Direction - Leave out the pictures and copy everything else in the entries exactly.
— START —
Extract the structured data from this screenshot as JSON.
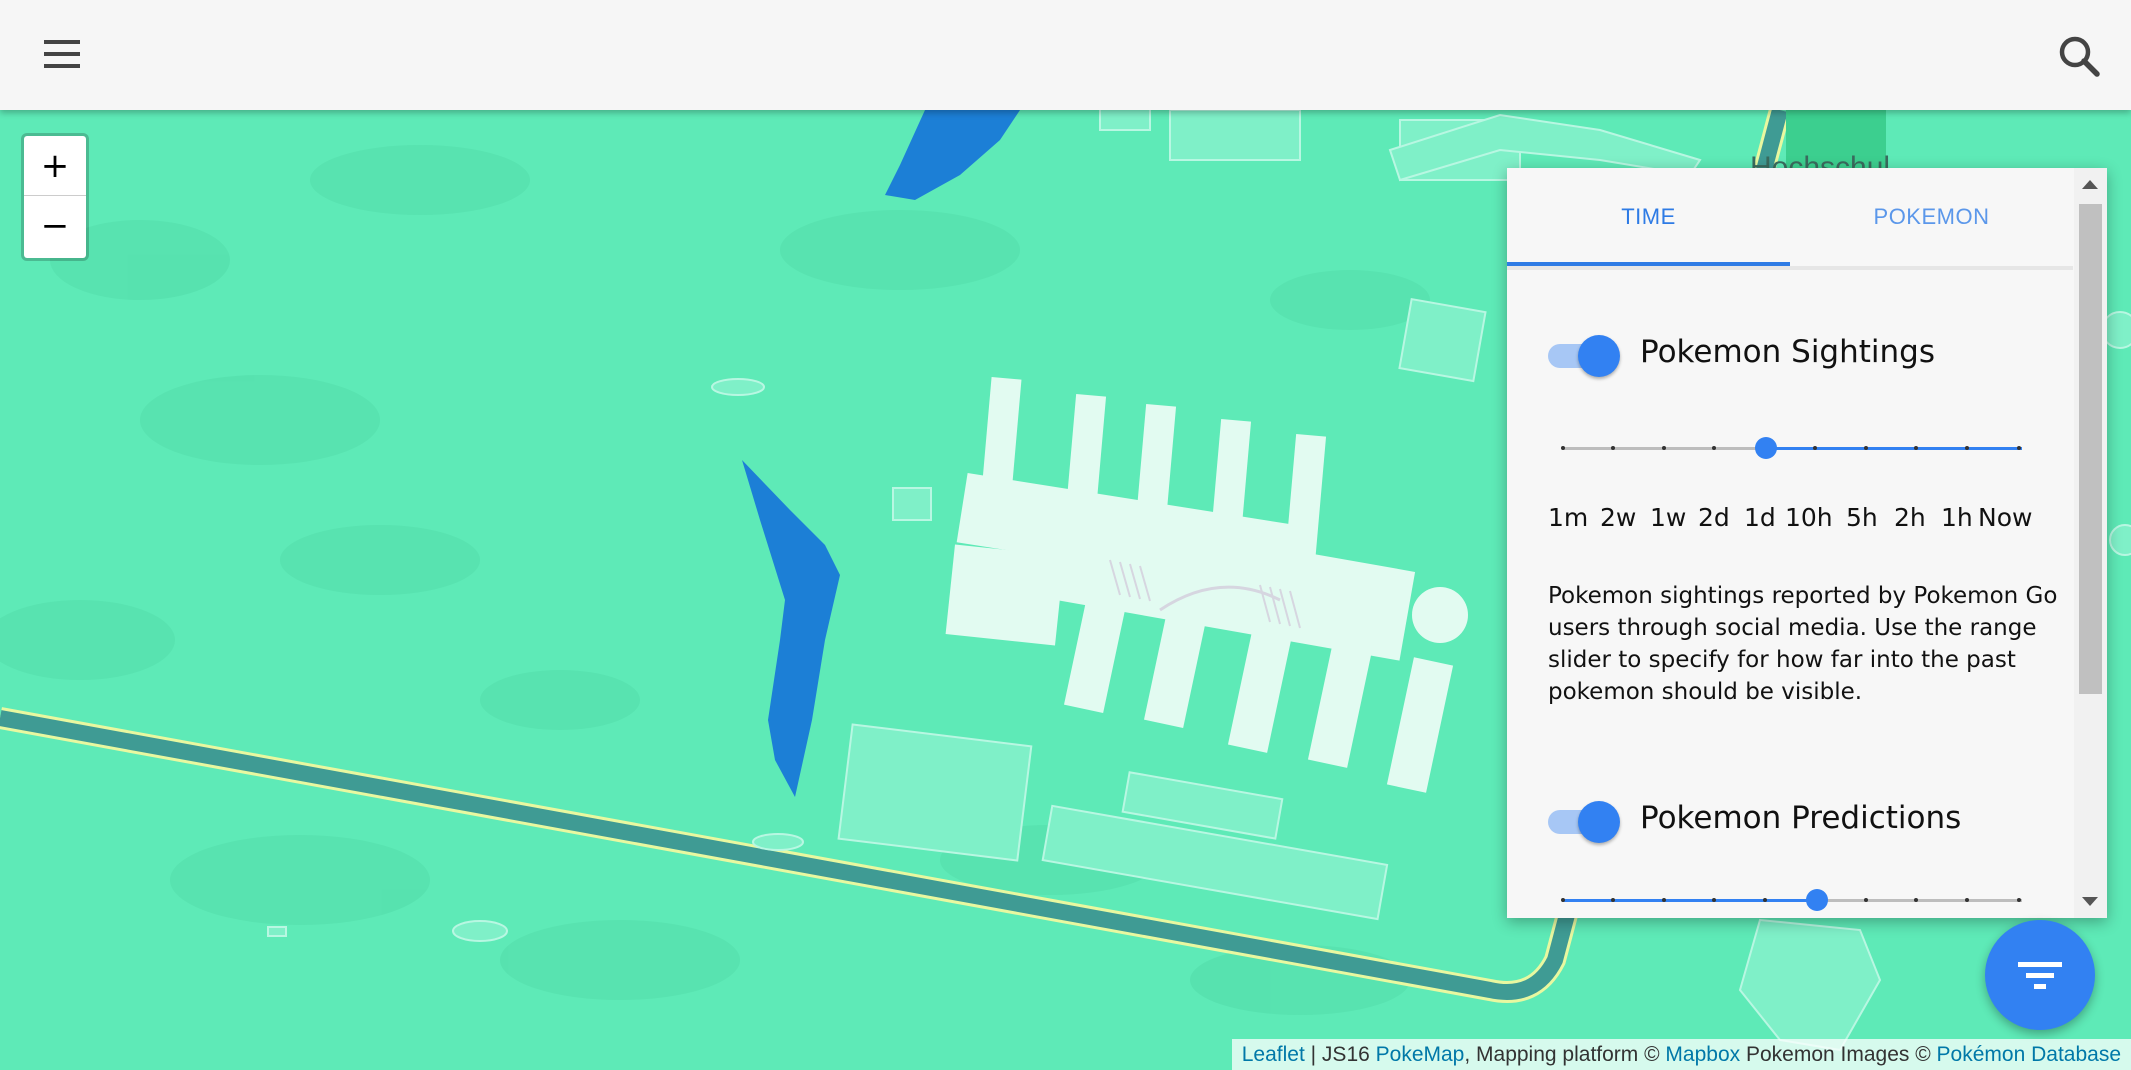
{
  "appbar": {
    "menu_icon": "hamburger-menu-icon",
    "search_icon": "search-icon"
  },
  "map": {
    "zoom_in_label": "+",
    "zoom_out_label": "−",
    "place_label": "Hochschul",
    "colors": {
      "land": "#5eeab7",
      "water": "#1c7fd6",
      "road": "#3f9b94"
    }
  },
  "panel": {
    "tabs": [
      {
        "label": "TIME",
        "active": true
      },
      {
        "label": "POKEMON",
        "active": false
      }
    ],
    "sightings": {
      "title": "Pokemon Sightings",
      "enabled": true,
      "range_labels": [
        "1m",
        "2w",
        "1w",
        "2d",
        "1d",
        "10h",
        "5h",
        "2h",
        "1h",
        "Now"
      ],
      "selected_start": "1d",
      "description": "Pokemon sightings reported by Pokemon Go users through social media. Use the range slider to specify for how far into the past pokemon should be visible."
    },
    "predictions": {
      "title": "Pokemon Predictions",
      "enabled": true,
      "selected_position": "10h"
    }
  },
  "fab": {
    "icon": "filter-icon"
  },
  "attribution": {
    "leaflet": "Leaflet",
    "sep1": " | JS16 ",
    "pokemap": "PokeMap",
    "mid": ", Mapping platform © ",
    "mapbox": "Mapbox",
    "images": " Pokemon Images © ",
    "pokedb": "Pokémon Database"
  },
  "accent_color": "#3281f2"
}
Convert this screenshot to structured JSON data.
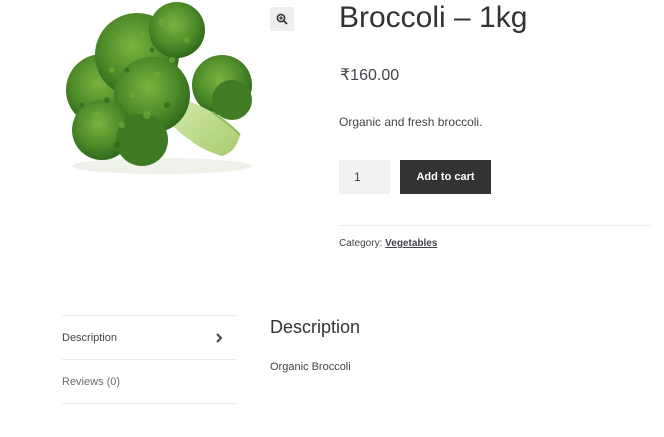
— END —
Complete output -
Extract the structured data from this screenshot as JSON.
{
  "appbar": {
    "menu_icon": "hamburger-menu-icon",
    "search_icon": "search-icon"
  },
  "map": {
    "zoom_in_label": "+",
    "zoom_out_label": "−",
    "place_label": "Hochschul",
    "colors": {
      "land": "#5eeab7",
      "water": "#1c7fd6",
      "road": "#3f9b94"
    }
  },
  "panel": {
    "tabs": [
      {
        "label": "TIME",
        "active": true
      },
      {
        "label": "POKEMON",
        "active": false
      }
    ],
    "sightings": {
      "title": "Pokemon Sightings",
      "enabled": true,
      "range_labels": [
        "1m",
        "2w",
        "1w",
        "2d",
        "1d",
        "10h",
        "5h",
        "2h",
        "1h",
        "Now"
      ],
      "selected_start": "1d",
      "description": "Pokemon sightings reported by Pokemon Go users through social media. Use the range slider to specify for how far into the past pokemon should be visible."
    },
    "predictions": {
      "title": "Pokemon Predictions",
      "enabled": true,
      "selected_position": "10h"
    }
  },
  "fab": {
    "icon": "filter-icon"
  },
  "attribution": {
    "leaflet": "Leaflet",
    "sep1": " | JS16 ",
    "pokemap": "PokeMap",
    "mid": ", Mapping platform © ",
    "mapbox": "Mapbox",
    "images": " Pokemon Images © ",
    "pokedb": "Pokémon Database"
  },
  "accent_color": "#3281f2"
}
Convert this screenshot to structured JSON data.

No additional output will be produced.